Extract, from the listing that follows, each line containing the word "ecclésiastique".

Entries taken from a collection
════════════════

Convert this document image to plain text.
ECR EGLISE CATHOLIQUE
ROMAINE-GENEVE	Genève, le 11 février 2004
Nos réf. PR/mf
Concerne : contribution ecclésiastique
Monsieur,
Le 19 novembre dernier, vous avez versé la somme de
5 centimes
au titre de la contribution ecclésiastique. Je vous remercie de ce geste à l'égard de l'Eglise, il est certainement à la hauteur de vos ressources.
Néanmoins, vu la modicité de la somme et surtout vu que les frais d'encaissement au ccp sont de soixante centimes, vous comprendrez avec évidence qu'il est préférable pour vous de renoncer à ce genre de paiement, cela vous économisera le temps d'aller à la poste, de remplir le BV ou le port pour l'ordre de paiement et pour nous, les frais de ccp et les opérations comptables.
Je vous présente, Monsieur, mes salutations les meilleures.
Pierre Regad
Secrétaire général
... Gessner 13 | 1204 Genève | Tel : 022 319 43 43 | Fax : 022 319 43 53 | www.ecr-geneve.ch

════════════════

▶ _Complete answer_
Concerne : contribution ecclésiastique
au titre de la contribution ecclésiastique. Je vous remercie de ce geste à l'égard de l'Eglise, il est certainement à la hauteur de vos ressources.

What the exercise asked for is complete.